- _PROBLEM_: Give an exact transcription of every line, dropping the images.

(Excerpt from a dataset)
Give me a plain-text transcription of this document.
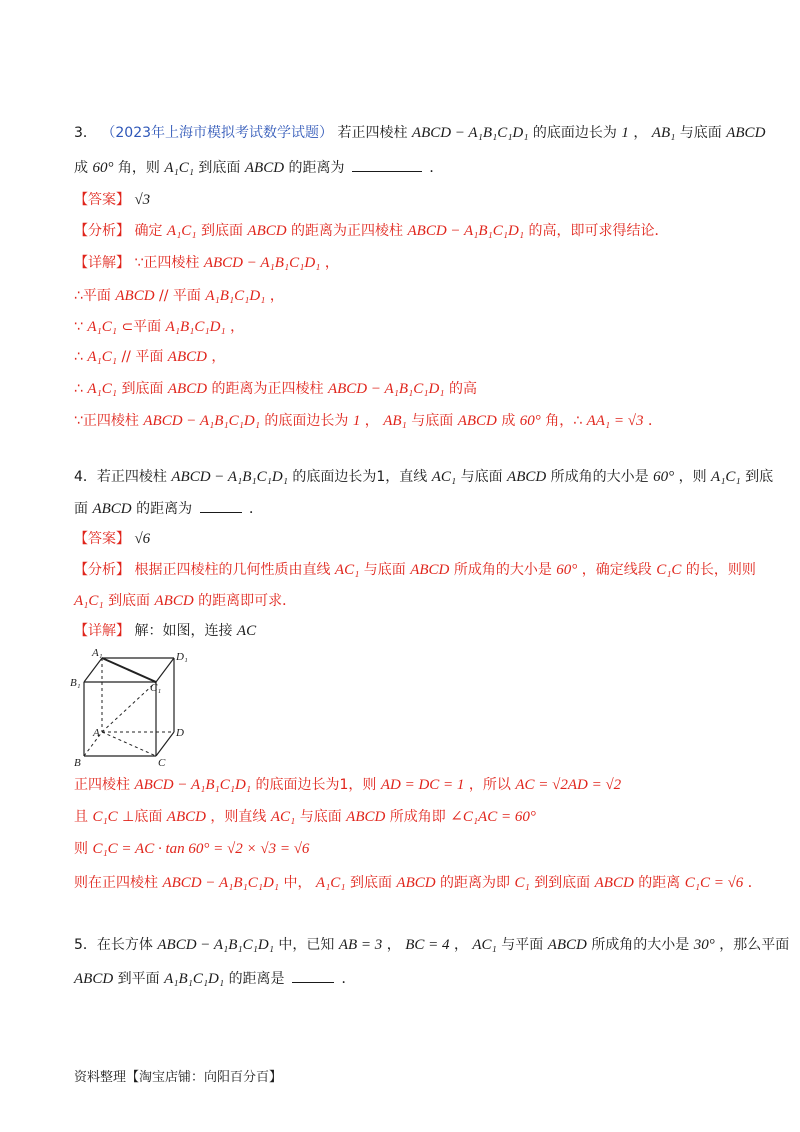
3． （2023年上海市模拟考试数学试题） 若正四棱柱 ABCD − A₁B₁C₁D₁ 的底面边长为 1 ， AB₁ 与底面 ABCD
成 60° 角，则 A₁C₁ 到底面 ABCD 的距离为	．
【答案】 √3
【分析】 确定 A₁C₁ 到底面 ABCD 的距离为正四棱柱 ABCD − A₁B₁C₁D₁ 的高，即可求得结论．
【详解】 ∵正四棱柱 ABCD − A₁B₁C₁D₁ ，
∴平面 ABCD // 平面 A₁B₁C₁D₁ ，
∵ A₁C₁ ⊂平面 A₁B₁C₁D₁ ，
∴ A₁C₁ // 平面 ABCD ，
∴ A₁C₁ 到底面 ABCD 的距离为正四棱柱 ABCD − A₁B₁C₁D₁ 的高
∵正四棱柱 ABCD − A₁B₁C₁D₁ 的底面边长为 1 ， AB₁ 与底面 ABCD 成 60° 角，∴ AA₁ = √3 ．
4．若正四棱柱 ABCD − A₁B₁C₁D₁ 的底面边长为1，直线 AC₁ 与底面 ABCD 所成角的大小是 60° ，则 A₁C₁ 到底
面 ABCD 的距离为	．
【答案】 √6
【分析】 根据正四棱柱的几何性质由直线 AC₁ 与底面 ABCD 所成角的大小是 60° ，确定线段 C₁C 的长，则则
A₁C₁ 到底面 ABCD 的距离即可求．
【详解】 解：如图，连接 AC
A₁	D₁
B₁	C₁
A	D
B	C
正四棱柱 ABCD − A₁B₁C₁D₁ 的底面边长为1，则 AD = DC = 1 ，所以 AC = √2AD = √2
且 C₁C ⊥底面 ABCD ，则直线 AC₁ 与底面 ABCD 所成角即 ∠C₁AC = 60°
则 C₁C = AC · tan 60° = √2 × √3 = √6
则在正四棱柱 ABCD − A₁B₁C₁D₁ 中， A₁C₁ 到底面 ABCD 的距离为即 C₁ 到到底面 ABCD 的距离 C₁C = √6 ．
5．在长方体 ABCD − A₁B₁C₁D₁ 中，已知 AB = 3 ， BC = 4 ， AC₁ 与平面 ABCD 所成角的大小是 30° ，那么平面
ABCD 到平面 A₁B₁C₁D₁ 的距离是	．
资料整理【淘宝店铺：向阳百分百】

- _EXERCISE RESPONSE_:
Give me a plain-text transcription of this document.
3． （2023年上海市模拟考试数学试题） 若正四棱柱 ABCD − A₁B₁C₁D₁ 的底面边长为 1 ， AB₁ 与底面 ABCD
成 60° 角，则 A₁C₁ 到底面 ABCD 的距离为	．
【答案】 √3
【分析】 确定 A₁C₁ 到底面 ABCD 的距离为正四棱柱 ABCD − A₁B₁C₁D₁ 的高，即可求得结论．
【详解】 ∵正四棱柱 ABCD − A₁B₁C₁D₁ ，
∴平面 ABCD // 平面 A₁B₁C₁D₁ ，
∵ A₁C₁ ⊂平面 A₁B₁C₁D₁ ，
∴ A₁C₁ // 平面 ABCD ，
∴ A₁C₁ 到底面 ABCD 的距离为正四棱柱 ABCD − A₁B₁C₁D₁ 的高
∵正四棱柱 ABCD − A₁B₁C₁D₁ 的底面边长为 1 ， AB₁ 与底面 ABCD 成 60° 角，∴ AA₁ = √3 ．
4．若正四棱柱 ABCD − A₁B₁C₁D₁ 的底面边长为1，直线 AC₁ 与底面 ABCD 所成角的大小是 60° ，则 A₁C₁ 到底
面 ABCD 的距离为	．
【答案】 √6
【分析】 根据正四棱柱的几何性质由直线 AC₁ 与底面 ABCD 所成角的大小是 60° ，确定线段 C₁C 的长，则则
A₁C₁ 到底面 ABCD 的距离即可求．
【详解】 解：如图，连接 AC
A₁	D₁
B₁	C₁
A	D
B	C
正四棱柱 ABCD − A₁B₁C₁D₁ 的底面边长为1，则 AD = DC = 1 ，所以 AC = √2AD = √2
且 C₁C ⊥底面 ABCD ，则直线 AC₁ 与底面 ABCD 所成角即 ∠C₁AC = 60°
则 C₁C = AC · tan 60° = √2 × √3 = √6
则在正四棱柱 ABCD − A₁B₁C₁D₁ 中， A₁C₁ 到底面 ABCD 的距离为即 C₁ 到到底面 ABCD 的距离 C₁C = √6 ．
5．在长方体 ABCD − A₁B₁C₁D₁ 中，已知 AB = 3 ， BC = 4 ， AC₁ 与平面 ABCD 所成角的大小是 30° ，那么平面
ABCD 到平面 A₁B₁C₁D₁ 的距离是	．
资料整理【淘宝店铺：向阳百分百】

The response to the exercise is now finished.